■ What the task asks
Search the records for "JSON" and copy each line that holds it.

■ Extracted information
Begin

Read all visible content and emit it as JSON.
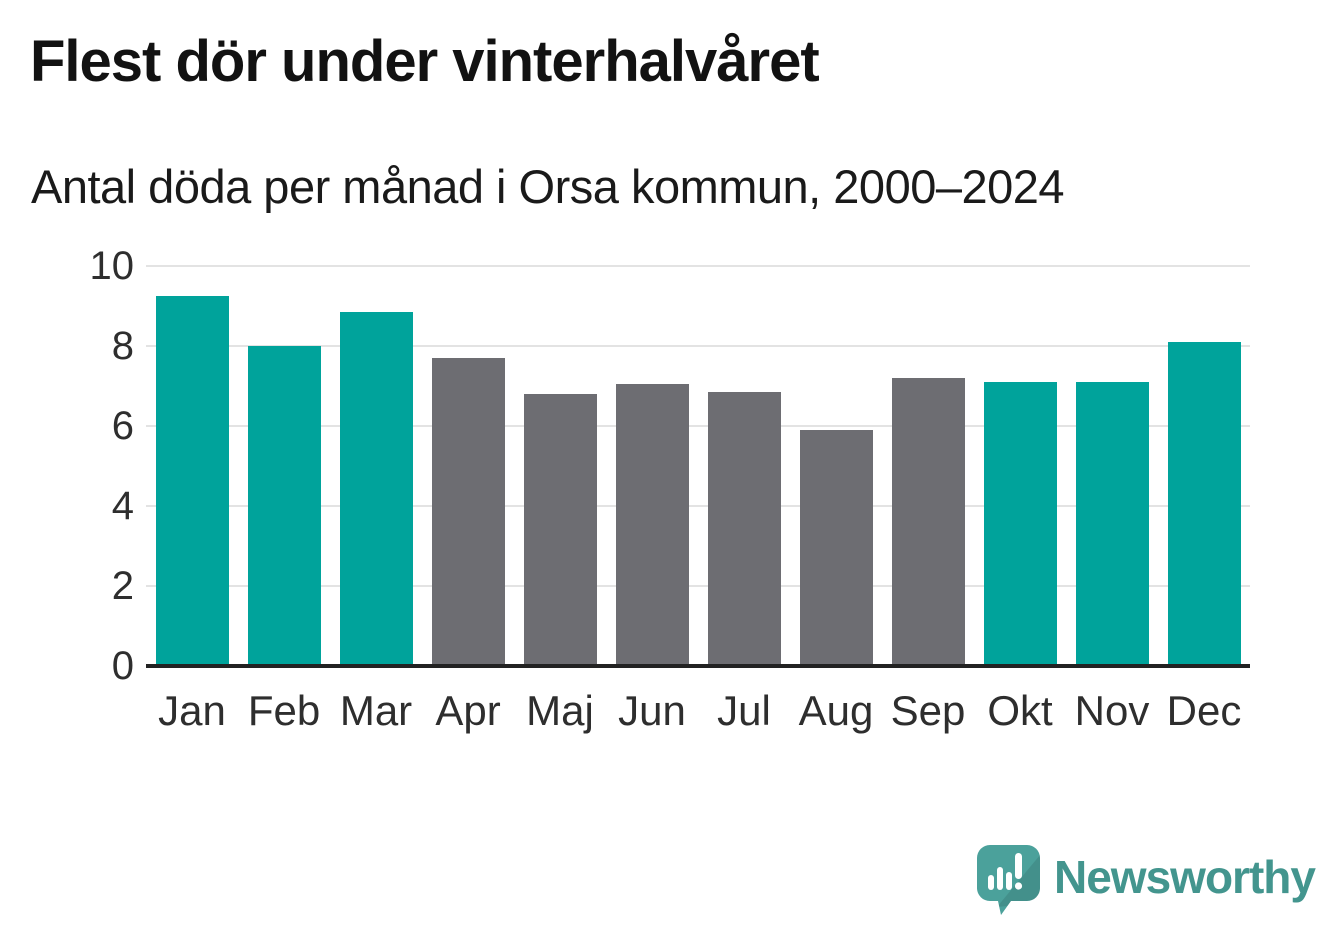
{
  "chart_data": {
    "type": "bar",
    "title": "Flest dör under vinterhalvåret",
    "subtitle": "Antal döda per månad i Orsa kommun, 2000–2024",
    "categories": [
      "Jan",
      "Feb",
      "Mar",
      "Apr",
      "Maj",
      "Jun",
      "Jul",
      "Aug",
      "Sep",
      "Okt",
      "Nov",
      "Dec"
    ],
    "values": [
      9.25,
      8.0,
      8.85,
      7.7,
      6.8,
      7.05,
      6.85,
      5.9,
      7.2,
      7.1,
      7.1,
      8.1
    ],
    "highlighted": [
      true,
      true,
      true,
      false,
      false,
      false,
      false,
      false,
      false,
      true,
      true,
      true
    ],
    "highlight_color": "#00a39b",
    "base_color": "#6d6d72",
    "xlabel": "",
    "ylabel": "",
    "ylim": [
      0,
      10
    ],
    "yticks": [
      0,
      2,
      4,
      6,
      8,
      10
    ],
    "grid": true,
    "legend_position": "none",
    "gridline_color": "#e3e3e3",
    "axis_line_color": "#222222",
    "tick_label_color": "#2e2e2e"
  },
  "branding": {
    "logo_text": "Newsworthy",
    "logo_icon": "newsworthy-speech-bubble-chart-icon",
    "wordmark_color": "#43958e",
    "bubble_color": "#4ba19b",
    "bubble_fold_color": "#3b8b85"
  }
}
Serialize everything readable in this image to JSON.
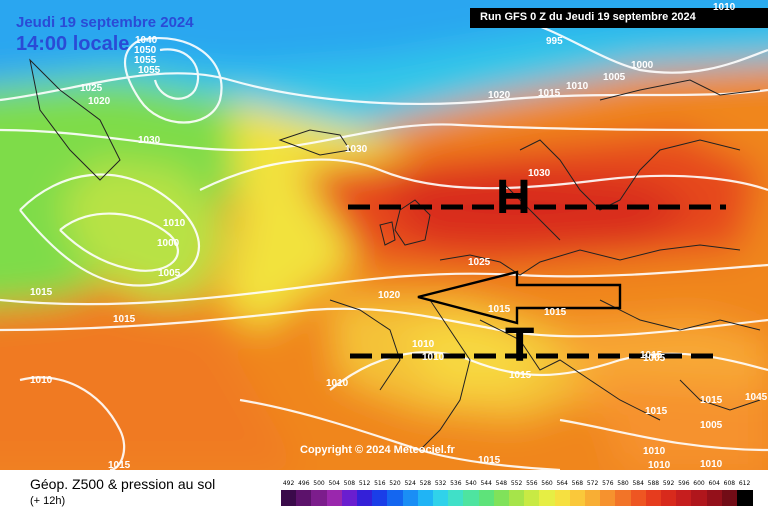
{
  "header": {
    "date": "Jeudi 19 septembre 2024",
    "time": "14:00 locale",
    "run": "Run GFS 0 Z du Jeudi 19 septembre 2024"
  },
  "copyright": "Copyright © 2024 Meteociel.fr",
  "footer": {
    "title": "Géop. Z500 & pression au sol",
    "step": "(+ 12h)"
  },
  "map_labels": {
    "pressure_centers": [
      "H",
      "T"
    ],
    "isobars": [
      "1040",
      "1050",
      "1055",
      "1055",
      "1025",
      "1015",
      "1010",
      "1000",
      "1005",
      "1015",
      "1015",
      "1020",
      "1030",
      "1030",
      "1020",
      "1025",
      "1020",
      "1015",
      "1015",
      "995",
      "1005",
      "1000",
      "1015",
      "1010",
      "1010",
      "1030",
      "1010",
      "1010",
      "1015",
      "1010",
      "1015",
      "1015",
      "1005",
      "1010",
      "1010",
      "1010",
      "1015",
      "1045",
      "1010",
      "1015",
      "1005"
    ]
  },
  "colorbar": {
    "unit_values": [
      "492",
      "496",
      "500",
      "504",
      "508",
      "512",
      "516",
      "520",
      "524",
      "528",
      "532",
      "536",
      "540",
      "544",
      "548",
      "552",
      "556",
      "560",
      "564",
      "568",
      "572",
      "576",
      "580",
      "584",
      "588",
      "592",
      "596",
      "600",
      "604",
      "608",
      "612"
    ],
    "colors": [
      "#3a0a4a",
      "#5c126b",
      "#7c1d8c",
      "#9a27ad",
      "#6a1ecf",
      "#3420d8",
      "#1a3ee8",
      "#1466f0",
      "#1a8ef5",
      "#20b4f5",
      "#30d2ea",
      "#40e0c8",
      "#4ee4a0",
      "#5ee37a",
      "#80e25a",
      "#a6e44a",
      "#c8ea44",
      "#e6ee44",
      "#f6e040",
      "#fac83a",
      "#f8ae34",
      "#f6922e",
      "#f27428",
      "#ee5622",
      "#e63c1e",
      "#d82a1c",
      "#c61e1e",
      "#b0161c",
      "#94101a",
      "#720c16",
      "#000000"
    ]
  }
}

End

■ The solution
Read all visible content and emit it as JSON.
Serialize everything readable in this image to JSON.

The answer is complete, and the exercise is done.